-- start of Available records --
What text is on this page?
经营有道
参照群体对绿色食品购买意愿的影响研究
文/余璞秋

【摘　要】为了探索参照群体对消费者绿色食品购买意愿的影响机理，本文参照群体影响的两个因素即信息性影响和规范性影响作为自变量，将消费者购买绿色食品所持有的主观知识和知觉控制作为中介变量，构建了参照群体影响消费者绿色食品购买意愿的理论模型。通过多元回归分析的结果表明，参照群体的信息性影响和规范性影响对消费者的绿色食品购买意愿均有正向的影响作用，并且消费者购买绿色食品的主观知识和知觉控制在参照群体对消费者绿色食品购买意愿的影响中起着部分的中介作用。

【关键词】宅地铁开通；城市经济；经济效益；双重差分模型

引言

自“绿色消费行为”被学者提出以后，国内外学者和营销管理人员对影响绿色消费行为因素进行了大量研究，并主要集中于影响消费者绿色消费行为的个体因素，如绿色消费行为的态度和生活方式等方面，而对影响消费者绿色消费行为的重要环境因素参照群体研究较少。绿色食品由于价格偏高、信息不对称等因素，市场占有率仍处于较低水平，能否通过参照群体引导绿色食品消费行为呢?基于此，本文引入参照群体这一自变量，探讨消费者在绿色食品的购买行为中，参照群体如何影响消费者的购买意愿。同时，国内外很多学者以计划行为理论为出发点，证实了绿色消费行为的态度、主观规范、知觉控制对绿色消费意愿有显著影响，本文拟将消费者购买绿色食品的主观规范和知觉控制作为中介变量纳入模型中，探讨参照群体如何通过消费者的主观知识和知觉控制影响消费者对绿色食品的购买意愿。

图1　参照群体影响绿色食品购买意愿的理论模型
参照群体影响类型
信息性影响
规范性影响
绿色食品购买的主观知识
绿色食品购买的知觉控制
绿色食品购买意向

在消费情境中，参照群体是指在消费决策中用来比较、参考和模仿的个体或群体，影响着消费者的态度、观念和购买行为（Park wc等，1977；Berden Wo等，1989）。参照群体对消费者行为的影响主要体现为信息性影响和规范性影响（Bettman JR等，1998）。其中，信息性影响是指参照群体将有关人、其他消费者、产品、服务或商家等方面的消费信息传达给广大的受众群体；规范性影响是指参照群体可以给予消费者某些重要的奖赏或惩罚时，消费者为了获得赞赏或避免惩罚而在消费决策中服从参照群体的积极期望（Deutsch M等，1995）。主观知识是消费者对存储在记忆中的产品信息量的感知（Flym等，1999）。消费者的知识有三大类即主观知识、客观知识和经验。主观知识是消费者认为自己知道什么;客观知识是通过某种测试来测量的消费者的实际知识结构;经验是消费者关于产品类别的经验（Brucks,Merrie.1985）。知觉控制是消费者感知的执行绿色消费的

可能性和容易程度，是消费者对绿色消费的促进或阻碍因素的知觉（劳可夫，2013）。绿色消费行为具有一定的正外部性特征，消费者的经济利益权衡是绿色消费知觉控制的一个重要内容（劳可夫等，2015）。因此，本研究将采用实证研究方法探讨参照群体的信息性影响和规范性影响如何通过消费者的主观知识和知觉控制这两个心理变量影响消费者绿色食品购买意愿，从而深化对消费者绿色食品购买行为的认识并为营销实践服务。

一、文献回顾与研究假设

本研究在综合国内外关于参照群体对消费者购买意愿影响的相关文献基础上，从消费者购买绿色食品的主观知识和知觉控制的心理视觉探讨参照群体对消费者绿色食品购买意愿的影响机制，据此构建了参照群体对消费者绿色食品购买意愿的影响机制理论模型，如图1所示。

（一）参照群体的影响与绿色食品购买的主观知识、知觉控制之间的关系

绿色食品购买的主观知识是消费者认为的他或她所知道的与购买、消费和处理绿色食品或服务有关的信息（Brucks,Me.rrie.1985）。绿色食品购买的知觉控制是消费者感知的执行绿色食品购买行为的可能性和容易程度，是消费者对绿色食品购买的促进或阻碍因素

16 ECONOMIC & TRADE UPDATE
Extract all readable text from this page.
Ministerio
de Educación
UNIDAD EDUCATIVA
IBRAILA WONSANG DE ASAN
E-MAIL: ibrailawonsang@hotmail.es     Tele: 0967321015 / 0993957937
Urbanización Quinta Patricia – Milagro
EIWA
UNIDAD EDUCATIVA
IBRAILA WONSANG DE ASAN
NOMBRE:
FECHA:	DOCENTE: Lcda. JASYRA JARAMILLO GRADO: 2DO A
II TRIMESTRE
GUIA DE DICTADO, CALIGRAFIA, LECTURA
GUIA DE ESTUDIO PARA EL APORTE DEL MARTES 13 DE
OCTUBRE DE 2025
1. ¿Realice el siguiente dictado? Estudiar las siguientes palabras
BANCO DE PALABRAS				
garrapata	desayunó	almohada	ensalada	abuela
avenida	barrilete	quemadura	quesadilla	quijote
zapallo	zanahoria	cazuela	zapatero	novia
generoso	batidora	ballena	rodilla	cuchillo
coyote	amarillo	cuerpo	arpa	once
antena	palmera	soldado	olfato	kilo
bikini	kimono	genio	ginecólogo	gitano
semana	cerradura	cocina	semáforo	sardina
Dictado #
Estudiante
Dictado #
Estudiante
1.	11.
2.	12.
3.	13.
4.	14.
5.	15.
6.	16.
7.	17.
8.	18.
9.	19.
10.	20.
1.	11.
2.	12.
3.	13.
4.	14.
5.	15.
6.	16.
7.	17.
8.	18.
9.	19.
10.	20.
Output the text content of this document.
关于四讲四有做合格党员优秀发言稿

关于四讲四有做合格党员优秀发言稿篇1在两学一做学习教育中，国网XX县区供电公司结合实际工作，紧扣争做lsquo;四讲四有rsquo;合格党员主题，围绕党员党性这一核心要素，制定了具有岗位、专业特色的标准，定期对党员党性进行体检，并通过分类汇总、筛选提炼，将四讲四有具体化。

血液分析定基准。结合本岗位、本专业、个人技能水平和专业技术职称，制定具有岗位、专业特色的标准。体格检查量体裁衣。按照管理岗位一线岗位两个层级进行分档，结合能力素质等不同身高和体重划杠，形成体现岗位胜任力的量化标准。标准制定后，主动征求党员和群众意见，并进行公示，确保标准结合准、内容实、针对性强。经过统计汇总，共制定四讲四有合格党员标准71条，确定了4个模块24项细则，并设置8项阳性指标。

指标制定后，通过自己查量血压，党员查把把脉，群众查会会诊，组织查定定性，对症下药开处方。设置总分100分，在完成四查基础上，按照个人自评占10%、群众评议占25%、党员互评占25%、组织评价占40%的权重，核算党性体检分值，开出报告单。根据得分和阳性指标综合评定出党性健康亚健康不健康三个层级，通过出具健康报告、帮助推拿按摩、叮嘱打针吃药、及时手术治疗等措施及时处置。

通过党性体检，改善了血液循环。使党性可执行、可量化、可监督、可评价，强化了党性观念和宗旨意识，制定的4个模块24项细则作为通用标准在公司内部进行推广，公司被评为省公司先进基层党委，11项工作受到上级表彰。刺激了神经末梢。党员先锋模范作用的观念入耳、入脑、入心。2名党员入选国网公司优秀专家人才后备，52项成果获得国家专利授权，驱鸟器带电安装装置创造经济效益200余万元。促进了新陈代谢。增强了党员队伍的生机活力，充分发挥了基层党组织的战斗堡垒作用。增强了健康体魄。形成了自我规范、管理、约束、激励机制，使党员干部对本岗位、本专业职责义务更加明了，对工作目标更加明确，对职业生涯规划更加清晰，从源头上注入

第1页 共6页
-- end of Available records --
- Task instructions -
Quote all the records exactly, please, leaving none out.

- Written reply -
What text is on this page?
经营有道
参照群体对绿色食品购买意愿的影响研究
文/余璞秋

【摘　要】为了探索参照群体对消费者绿色食品购买意愿的影响机理，本文参照群体影响的两个因素即信息性影响和规范性影响作为自变量，将消费者购买绿色食品所持有的主观知识和知觉控制作为中介变量，构建了参照群体影响消费者绿色食品购买意愿的理论模型。通过多元回归分析的结果表明，参照群体的信息性影响和规范性影响对消费者的绿色食品购买意愿均有正向的影响作用，并且消费者购买绿色食品的主观知识和知觉控制在参照群体对消费者绿色食品购买意愿的影响中起着部分的中介作用。

【关键词】宅地铁开通；城市经济；经济效益；双重差分模型

引言

自“绿色消费行为”被学者提出以后，国内外学者和营销管理人员对影响绿色消费行为因素进行了大量研究，并主要集中于影响消费者绿色消费行为的个体因素，如绿色消费行为的态度和生活方式等方面，而对影响消费者绿色消费行为的重要环境因素参照群体研究较少。绿色食品由于价格偏高、信息不对称等因素，市场占有率仍处于较低水平，能否通过参照群体引导绿色食品消费行为呢?基于此，本文引入参照群体这一自变量，探讨消费者在绿色食品的购买行为中，参照群体如何影响消费者的购买意愿。同时，国内外很多学者以计划行为理论为出发点，证实了绿色消费行为的态度、主观规范、知觉控制对绿色消费意愿有显著影响，本文拟将消费者购买绿色食品的主观规范和知觉控制作为中介变量纳入模型中，探讨参照群体如何通过消费者的主观知识和知觉控制影响消费者对绿色食品的购买意愿。

图1　参照群体影响绿色食品购买意愿的理论模型
参照群体影响类型
信息性影响
规范性影响
绿色食品购买的主观知识
绿色食品购买的知觉控制
绿色食品购买意向

在消费情境中，参照群体是指在消费决策中用来比较、参考和模仿的个体或群体，影响着消费者的态度、观念和购买行为（Park wc等，1977；Berden Wo等，1989）。参照群体对消费者行为的影响主要体现为信息性影响和规范性影响（Bettman JR等，1998）。其中，信息性影响是指参照群体将有关人、其他消费者、产品、服务或商家等方面的消费信息传达给广大的受众群体；规范性影响是指参照群体可以给予消费者某些重要的奖赏或惩罚时，消费者为了获得赞赏或避免惩罚而在消费决策中服从参照群体的积极期望（Deutsch M等，1995）。主观知识是消费者对存储在记忆中的产品信息量的感知（Flym等，1999）。消费者的知识有三大类即主观知识、客观知识和经验。主观知识是消费者认为自己知道什么;客观知识是通过某种测试来测量的消费者的实际知识结构;经验是消费者关于产品类别的经验（Brucks,Merrie.1985）。知觉控制是消费者感知的执行绿色消费的

可能性和容易程度，是消费者对绿色消费的促进或阻碍因素的知觉（劳可夫，2013）。绿色消费行为具有一定的正外部性特征，消费者的经济利益权衡是绿色消费知觉控制的一个重要内容（劳可夫等，2015）。因此，本研究将采用实证研究方法探讨参照群体的信息性影响和规范性影响如何通过消费者的主观知识和知觉控制这两个心理变量影响消费者绿色食品购买意愿，从而深化对消费者绿色食品购买行为的认识并为营销实践服务。

一、文献回顾与研究假设

本研究在综合国内外关于参照群体对消费者购买意愿影响的相关文献基础上，从消费者购买绿色食品的主观知识和知觉控制的心理视觉探讨参照群体对消费者绿色食品购买意愿的影响机制，据此构建了参照群体对消费者绿色食品购买意愿的影响机制理论模型，如图1所示。

（一）参照群体的影响与绿色食品购买的主观知识、知觉控制之间的关系

绿色食品购买的主观知识是消费者认为的他或她所知道的与购买、消费和处理绿色食品或服务有关的信息（Brucks,Me.rrie.1985）。绿色食品购买的知觉控制是消费者感知的执行绿色食品购买行为的可能性和容易程度，是消费者对绿色食品购买的促进或阻碍因素

16 ECONOMIC & TRADE UPDATE
Extract all readable text from this page.
Ministerio
de Educación
UNIDAD EDUCATIVA
IBRAILA WONSANG DE ASAN
E-MAIL: ibrailawonsang@hotmail.es     Tele: 0967321015 / 0993957937
Urbanización Quinta Patricia – Milagro
EIWA
UNIDAD EDUCATIVA
IBRAILA WONSANG DE ASAN
NOMBRE:
FECHA:	DOCENTE: Lcda. JASYRA JARAMILLO GRADO: 2DO A
II TRIMESTRE
GUIA DE DICTADO, CALIGRAFIA, LECTURA
GUIA DE ESTUDIO PARA EL APORTE DEL MARTES 13 DE
OCTUBRE DE 2025
1. ¿Realice el siguiente dictado? Estudiar las siguientes palabras
BANCO DE PALABRAS				
garrapata	desayunó	almohada	ensalada	abuela
avenida	barrilete	quemadura	quesadilla	quijote
zapallo	zanahoria	cazuela	zapatero	novia
generoso	batidora	ballena	rodilla	cuchillo
coyote	amarillo	cuerpo	arpa	once
antena	palmera	soldado	olfato	kilo
bikini	kimono	genio	ginecólogo	gitano
semana	cerradura	cocina	semáforo	sardina
Dictado #
Estudiante
Dictado #
Estudiante
1.	11.
2.	12.
3.	13.
4.	14.
5.	15.
6.	16.
7.	17.
8.	18.
9.	19.
10.	20.
1.	11.
2.	12.
3.	13.
4.	14.
5.	15.
6.	16.
7.	17.
8.	18.
9.	19.
10.	20.
Output the text content of this document.
关于四讲四有做合格党员优秀发言稿

关于四讲四有做合格党员优秀发言稿篇1在两学一做学习教育中，国网XX县区供电公司结合实际工作，紧扣争做lsquo;四讲四有rsquo;合格党员主题，围绕党员党性这一核心要素，制定了具有岗位、专业特色的标准，定期对党员党性进行体检，并通过分类汇总、筛选提炼，将四讲四有具体化。

血液分析定基准。结合本岗位、本专业、个人技能水平和专业技术职称，制定具有岗位、专业特色的标准。体格检查量体裁衣。按照管理岗位一线岗位两个层级进行分档，结合能力素质等不同身高和体重划杠，形成体现岗位胜任力的量化标准。标准制定后，主动征求党员和群众意见，并进行公示，确保标准结合准、内容实、针对性强。经过统计汇总，共制定四讲四有合格党员标准71条，确定了4个模块24项细则，并设置8项阳性指标。

指标制定后，通过自己查量血压，党员查把把脉，群众查会会诊，组织查定定性，对症下药开处方。设置总分100分，在完成四查基础上，按照个人自评占10%、群众评议占25%、党员互评占25%、组织评价占40%的权重，核算党性体检分值，开出报告单。根据得分和阳性指标综合评定出党性健康亚健康不健康三个层级，通过出具健康报告、帮助推拿按摩、叮嘱打针吃药、及时手术治疗等措施及时处置。

通过党性体检，改善了血液循环。使党性可执行、可量化、可监督、可评价，强化了党性观念和宗旨意识，制定的4个模块24项细则作为通用标准在公司内部进行推广，公司被评为省公司先进基层党委，11项工作受到上级表彰。刺激了神经末梢。党员先锋模范作用的观念入耳、入脑、入心。2名党员入选国网公司优秀专家人才后备，52项成果获得国家专利授权，驱鸟器带电安装装置创造经济效益200余万元。促进了新陈代谢。增强了党员队伍的生机活力，充分发挥了基层党组织的战斗堡垒作用。增强了健康体魄。形成了自我规范、管理、约束、激励机制，使党员干部对本岗位、本专业职责义务更加明了，对工作目标更加明确，对职业生涯规划更加清晰，从源头上注入

第1页 共6页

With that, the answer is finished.